_WHAT IS EXPECTED_:
Output each line exactly as it appears, skipping any embedded picture.

_ENTRIES SHOWN_:
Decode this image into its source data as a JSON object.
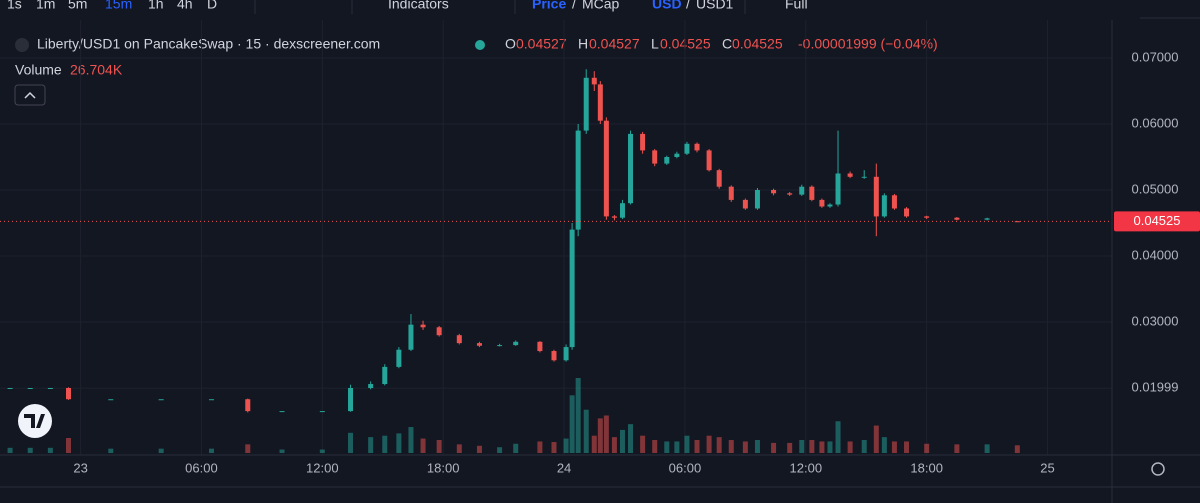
{
  "toolbar": {
    "intervals": [
      "1s",
      "1m",
      "5m",
      "15m",
      "1h",
      "4h",
      "D"
    ],
    "active_interval": "15m",
    "indicators": "Indicators",
    "price": "Price",
    "price_sep": "/",
    "mcap": "MCap",
    "usd": "USD",
    "usd_sep": "/",
    "usd1": "USD1",
    "full": "Full"
  },
  "legend": {
    "title": "Liberty/USD1 on PancakeSwap · 15 · dexscreener.com",
    "o": "O",
    "open": 0.04527,
    "h": "H",
    "high": 0.04527,
    "l": "L",
    "low": 0.04525,
    "c": "C",
    "close": 0.04525,
    "change": "-0.00001999 (−0.04%)",
    "volume": "Volume",
    "volume_value": "26.704K"
  },
  "chart_data": {
    "type": "candlestick",
    "up_color": "#26a69a",
    "down_color": "#ef5350",
    "grid": true,
    "x": [
      -3.5,
      -2.5,
      -1.5,
      -0.6,
      1.5,
      4,
      6.5,
      8.3,
      10,
      12,
      13.4,
      14.4,
      15.1,
      15.8,
      16.4,
      17.0,
      17.8,
      18.8,
      19.8,
      20.8,
      21.6,
      22.8,
      23.5,
      24.1,
      24.4,
      24.7,
      25.1,
      25.5,
      25.8,
      26.1,
      26.5,
      26.9,
      27.3,
      27.9,
      28.5,
      29.1,
      29.6,
      30.1,
      30.6,
      31.2,
      31.7,
      32.3,
      33.0,
      33.6,
      34.4,
      35.2,
      35.8,
      36.3,
      36.8,
      37.2,
      37.6,
      38.2,
      38.9,
      39.5,
      39.9,
      40.4,
      41.0,
      42.0,
      43.5,
      45.0,
      46.5
    ],
    "open": [
      0.02,
      0.02,
      0.02,
      0.02,
      0.0183,
      0.0183,
      0.0183,
      0.0183,
      0.0165,
      0.0165,
      0.0165,
      0.02,
      0.0206,
      0.0232,
      0.0258,
      0.0296,
      0.0292,
      0.028,
      0.0268,
      0.0264,
      0.0265,
      0.027,
      0.0256,
      0.0242,
      0.0262,
      0.044,
      0.059,
      0.067,
      0.066,
      0.0605,
      0.046,
      0.0458,
      0.048,
      0.0585,
      0.056,
      0.054,
      0.055,
      0.0555,
      0.057,
      0.056,
      0.053,
      0.0505,
      0.0485,
      0.0472,
      0.05,
      0.0495,
      0.0493,
      0.0505,
      0.0485,
      0.0475,
      0.0478,
      0.0525,
      0.052,
      0.052,
      0.046,
      0.0492,
      0.0472,
      0.046,
      0.0458,
      0.0455,
      0.04527
    ],
    "high": [
      0.02,
      0.02,
      0.02,
      0.0201,
      0.0183,
      0.0183,
      0.0183,
      0.0184,
      0.0165,
      0.0165,
      0.0205,
      0.021,
      0.0236,
      0.0262,
      0.0312,
      0.0302,
      0.0294,
      0.0282,
      0.027,
      0.0267,
      0.0272,
      0.0271,
      0.0258,
      0.0266,
      0.045,
      0.06,
      0.0683,
      0.068,
      0.0665,
      0.061,
      0.0462,
      0.0485,
      0.059,
      0.0588,
      0.0562,
      0.0552,
      0.0558,
      0.0573,
      0.0572,
      0.0562,
      0.0532,
      0.0507,
      0.0487,
      0.0503,
      0.0502,
      0.0497,
      0.0508,
      0.0507,
      0.0487,
      0.048,
      0.059,
      0.0528,
      0.053,
      0.054,
      0.0495,
      0.0494,
      0.0474,
      0.0461,
      0.0459,
      0.0458,
      0.04527
    ],
    "low": [
      0.02,
      0.02,
      0.02,
      0.0182,
      0.0183,
      0.0183,
      0.0183,
      0.0163,
      0.0165,
      0.0165,
      0.0164,
      0.0198,
      0.0204,
      0.023,
      0.0256,
      0.0288,
      0.0278,
      0.0266,
      0.0262,
      0.0263,
      0.0264,
      0.0254,
      0.024,
      0.024,
      0.0258,
      0.043,
      0.0585,
      0.065,
      0.06,
      0.0455,
      0.0454,
      0.0456,
      0.0478,
      0.0555,
      0.0536,
      0.0538,
      0.0548,
      0.0553,
      0.0557,
      0.0528,
      0.0502,
      0.0482,
      0.047,
      0.047,
      0.0492,
      0.0491,
      0.0491,
      0.0483,
      0.0473,
      0.0473,
      0.0475,
      0.0518,
      0.0517,
      0.043,
      0.0458,
      0.047,
      0.0458,
      0.0456,
      0.0454,
      0.0454,
      0.04525
    ],
    "close": [
      0.02,
      0.02,
      0.02,
      0.0183,
      0.0183,
      0.0183,
      0.0183,
      0.0165,
      0.0165,
      0.0165,
      0.02,
      0.0206,
      0.0232,
      0.0258,
      0.0296,
      0.0292,
      0.028,
      0.0268,
      0.0264,
      0.0265,
      0.027,
      0.0256,
      0.0242,
      0.0262,
      0.044,
      0.059,
      0.067,
      0.066,
      0.0605,
      0.046,
      0.0458,
      0.048,
      0.0585,
      0.056,
      0.054,
      0.055,
      0.0555,
      0.057,
      0.056,
      0.053,
      0.0505,
      0.0485,
      0.0472,
      0.05,
      0.0495,
      0.0493,
      0.0505,
      0.0485,
      0.0475,
      0.0478,
      0.0525,
      0.052,
      0.052,
      0.046,
      0.0492,
      0.0472,
      0.046,
      0.0458,
      0.0455,
      0.0457,
      0.04525
    ],
    "volume": [
      18000,
      18000,
      18000,
      52000,
      15000,
      15000,
      15000,
      30000,
      12000,
      12000,
      70000,
      55000,
      60000,
      68000,
      90000,
      50000,
      45000,
      30000,
      25000,
      20000,
      32000,
      40000,
      38000,
      50000,
      200000,
      260000,
      150000,
      60000,
      120000,
      130000,
      55000,
      80000,
      100000,
      60000,
      45000,
      40000,
      40000,
      60000,
      45000,
      60000,
      55000,
      45000,
      40000,
      45000,
      35000,
      35000,
      45000,
      45000,
      40000,
      40000,
      110000,
      40000,
      45000,
      95000,
      55000,
      40000,
      40000,
      32000,
      30000,
      30000,
      26704
    ],
    "xlim": [
      -4,
      51.2
    ],
    "xticks": [
      {
        "value": 0,
        "label": "23"
      },
      {
        "value": 6,
        "label": "06:00"
      },
      {
        "value": 12,
        "label": "12:00"
      },
      {
        "value": 18,
        "label": "18:00"
      },
      {
        "value": 24,
        "label": "24"
      },
      {
        "value": 30,
        "label": "06:00"
      },
      {
        "value": 36,
        "label": "12:00"
      },
      {
        "value": 42,
        "label": "18:00"
      },
      {
        "value": 48,
        "label": "25"
      }
    ],
    "ylim": [
      0.00985,
      0.07424
    ],
    "yticks": [
      0.01999,
      {
        "value": 0.03,
        "label": "0.03000"
      },
      {
        "value": 0.04,
        "label": "0.04000"
      },
      {
        "value": 0.05,
        "label": "0.05000"
      },
      {
        "value": 0.06,
        "label": "0.06000"
      },
      {
        "value": 0.07,
        "label": "0.07000"
      }
    ],
    "last_price": 0.04525
  }
}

_ANSWER TO THE PROBLEM_:
Decode this image into its source data as a JSON object.
{
  "toolbar": {
    "intervals": [
      "1s",
      "1m",
      "5m",
      "15m",
      "1h",
      "4h",
      "D"
    ],
    "active_interval": "15m",
    "indicators": "Indicators",
    "price": "Price",
    "price_sep": "/",
    "mcap": "MCap",
    "usd": "USD",
    "usd_sep": "/",
    "usd1": "USD1",
    "full": "Full"
  },
  "legend": {
    "title": "Liberty/USD1 on PancakeSwap · 15 · dexscreener.com",
    "o": "O",
    "open": 0.04527,
    "h": "H",
    "high": 0.04527,
    "l": "L",
    "low": 0.04525,
    "c": "C",
    "close": 0.04525,
    "change": "-0.00001999 (−0.04%)",
    "volume": "Volume",
    "volume_value": "26.704K"
  },
  "chart_data": {
    "type": "candlestick",
    "up_color": "#26a69a",
    "down_color": "#ef5350",
    "grid": true,
    "x": [
      -3.5,
      -2.5,
      -1.5,
      -0.6,
      1.5,
      4,
      6.5,
      8.3,
      10,
      12,
      13.4,
      14.4,
      15.1,
      15.8,
      16.4,
      17.0,
      17.8,
      18.8,
      19.8,
      20.8,
      21.6,
      22.8,
      23.5,
      24.1,
      24.4,
      24.7,
      25.1,
      25.5,
      25.8,
      26.1,
      26.5,
      26.9,
      27.3,
      27.9,
      28.5,
      29.1,
      29.6,
      30.1,
      30.6,
      31.2,
      31.7,
      32.3,
      33.0,
      33.6,
      34.4,
      35.2,
      35.8,
      36.3,
      36.8,
      37.2,
      37.6,
      38.2,
      38.9,
      39.5,
      39.9,
      40.4,
      41.0,
      42.0,
      43.5,
      45.0,
      46.5
    ],
    "open": [
      0.02,
      0.02,
      0.02,
      0.02,
      0.0183,
      0.0183,
      0.0183,
      0.0183,
      0.0165,
      0.0165,
      0.0165,
      0.02,
      0.0206,
      0.0232,
      0.0258,
      0.0296,
      0.0292,
      0.028,
      0.0268,
      0.0264,
      0.0265,
      0.027,
      0.0256,
      0.0242,
      0.0262,
      0.044,
      0.059,
      0.067,
      0.066,
      0.0605,
      0.046,
      0.0458,
      0.048,
      0.0585,
      0.056,
      0.054,
      0.055,
      0.0555,
      0.057,
      0.056,
      0.053,
      0.0505,
      0.0485,
      0.0472,
      0.05,
      0.0495,
      0.0493,
      0.0505,
      0.0485,
      0.0475,
      0.0478,
      0.0525,
      0.052,
      0.052,
      0.046,
      0.0492,
      0.0472,
      0.046,
      0.0458,
      0.0455,
      0.04527
    ],
    "high": [
      0.02,
      0.02,
      0.02,
      0.0201,
      0.0183,
      0.0183,
      0.0183,
      0.0184,
      0.0165,
      0.0165,
      0.0205,
      0.021,
      0.0236,
      0.0262,
      0.0312,
      0.0302,
      0.0294,
      0.0282,
      0.027,
      0.0267,
      0.0272,
      0.0271,
      0.0258,
      0.0266,
      0.045,
      0.06,
      0.0683,
      0.068,
      0.0665,
      0.061,
      0.0462,
      0.0485,
      0.059,
      0.0588,
      0.0562,
      0.0552,
      0.0558,
      0.0573,
      0.0572,
      0.0562,
      0.0532,
      0.0507,
      0.0487,
      0.0503,
      0.0502,
      0.0497,
      0.0508,
      0.0507,
      0.0487,
      0.048,
      0.059,
      0.0528,
      0.053,
      0.054,
      0.0495,
      0.0494,
      0.0474,
      0.0461,
      0.0459,
      0.0458,
      0.04527
    ],
    "low": [
      0.02,
      0.02,
      0.02,
      0.0182,
      0.0183,
      0.0183,
      0.0183,
      0.0163,
      0.0165,
      0.0165,
      0.0164,
      0.0198,
      0.0204,
      0.023,
      0.0256,
      0.0288,
      0.0278,
      0.0266,
      0.0262,
      0.0263,
      0.0264,
      0.0254,
      0.024,
      0.024,
      0.0258,
      0.043,
      0.0585,
      0.065,
      0.06,
      0.0455,
      0.0454,
      0.0456,
      0.0478,
      0.0555,
      0.0536,
      0.0538,
      0.0548,
      0.0553,
      0.0557,
      0.0528,
      0.0502,
      0.0482,
      0.047,
      0.047,
      0.0492,
      0.0491,
      0.0491,
      0.0483,
      0.0473,
      0.0473,
      0.0475,
      0.0518,
      0.0517,
      0.043,
      0.0458,
      0.047,
      0.0458,
      0.0456,
      0.0454,
      0.0454,
      0.04525
    ],
    "close": [
      0.02,
      0.02,
      0.02,
      0.0183,
      0.0183,
      0.0183,
      0.0183,
      0.0165,
      0.0165,
      0.0165,
      0.02,
      0.0206,
      0.0232,
      0.0258,
      0.0296,
      0.0292,
      0.028,
      0.0268,
      0.0264,
      0.0265,
      0.027,
      0.0256,
      0.0242,
      0.0262,
      0.044,
      0.059,
      0.067,
      0.066,
      0.0605,
      0.046,
      0.0458,
      0.048,
      0.0585,
      0.056,
      0.054,
      0.055,
      0.0555,
      0.057,
      0.056,
      0.053,
      0.0505,
      0.0485,
      0.0472,
      0.05,
      0.0495,
      0.0493,
      0.0505,
      0.0485,
      0.0475,
      0.0478,
      0.0525,
      0.052,
      0.052,
      0.046,
      0.0492,
      0.0472,
      0.046,
      0.0458,
      0.0455,
      0.0457,
      0.04525
    ],
    "volume": [
      18000,
      18000,
      18000,
      52000,
      15000,
      15000,
      15000,
      30000,
      12000,
      12000,
      70000,
      55000,
      60000,
      68000,
      90000,
      50000,
      45000,
      30000,
      25000,
      20000,
      32000,
      40000,
      38000,
      50000,
      200000,
      260000,
      150000,
      60000,
      120000,
      130000,
      55000,
      80000,
      100000,
      60000,
      45000,
      40000,
      40000,
      60000,
      45000,
      60000,
      55000,
      45000,
      40000,
      45000,
      35000,
      35000,
      45000,
      45000,
      40000,
      40000,
      110000,
      40000,
      45000,
      95000,
      55000,
      40000,
      40000,
      32000,
      30000,
      30000,
      26704
    ],
    "xlim": [
      -4,
      51.2
    ],
    "xticks": [
      {
        "value": 0,
        "label": "23"
      },
      {
        "value": 6,
        "label": "06:00"
      },
      {
        "value": 12,
        "label": "12:00"
      },
      {
        "value": 18,
        "label": "18:00"
      },
      {
        "value": 24,
        "label": "24"
      },
      {
        "value": 30,
        "label": "06:00"
      },
      {
        "value": 36,
        "label": "12:00"
      },
      {
        "value": 42,
        "label": "18:00"
      },
      {
        "value": 48,
        "label": "25"
      }
    ],
    "ylim": [
      0.00985,
      0.07424
    ],
    "yticks": [
      0.01999,
      {
        "value": 0.03,
        "label": "0.03000"
      },
      {
        "value": 0.04,
        "label": "0.04000"
      },
      {
        "value": 0.05,
        "label": "0.05000"
      },
      {
        "value": 0.06,
        "label": "0.06000"
      },
      {
        "value": 0.07,
        "label": "0.07000"
      }
    ],
    "last_price": 0.04525
  }
}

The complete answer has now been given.